◆ **Set exercise**: Copy out each line of the data holding "label".

◆ **Records shown**:
•••••

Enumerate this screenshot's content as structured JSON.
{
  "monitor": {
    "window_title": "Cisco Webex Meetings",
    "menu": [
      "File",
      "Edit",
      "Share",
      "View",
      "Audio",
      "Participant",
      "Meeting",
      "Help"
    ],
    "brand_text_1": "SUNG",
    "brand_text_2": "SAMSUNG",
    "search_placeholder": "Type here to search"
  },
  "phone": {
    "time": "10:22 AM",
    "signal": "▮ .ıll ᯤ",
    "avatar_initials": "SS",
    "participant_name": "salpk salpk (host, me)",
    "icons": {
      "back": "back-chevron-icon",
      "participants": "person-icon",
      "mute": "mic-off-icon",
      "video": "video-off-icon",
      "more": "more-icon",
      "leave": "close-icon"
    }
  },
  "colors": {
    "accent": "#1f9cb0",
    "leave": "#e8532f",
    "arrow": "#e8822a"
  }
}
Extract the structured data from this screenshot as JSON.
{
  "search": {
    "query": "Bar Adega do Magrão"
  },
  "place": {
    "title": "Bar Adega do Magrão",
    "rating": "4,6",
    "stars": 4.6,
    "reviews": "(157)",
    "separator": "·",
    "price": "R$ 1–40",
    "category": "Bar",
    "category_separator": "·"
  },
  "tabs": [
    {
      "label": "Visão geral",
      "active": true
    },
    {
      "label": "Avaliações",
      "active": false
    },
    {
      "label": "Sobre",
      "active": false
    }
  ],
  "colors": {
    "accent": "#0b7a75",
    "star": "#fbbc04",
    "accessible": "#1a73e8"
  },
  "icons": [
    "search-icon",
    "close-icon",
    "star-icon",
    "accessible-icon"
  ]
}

•••••

◆ **Written solution**:
      "label": "Visão geral",
      "label": "Avaliações",
      "label": "Sobre",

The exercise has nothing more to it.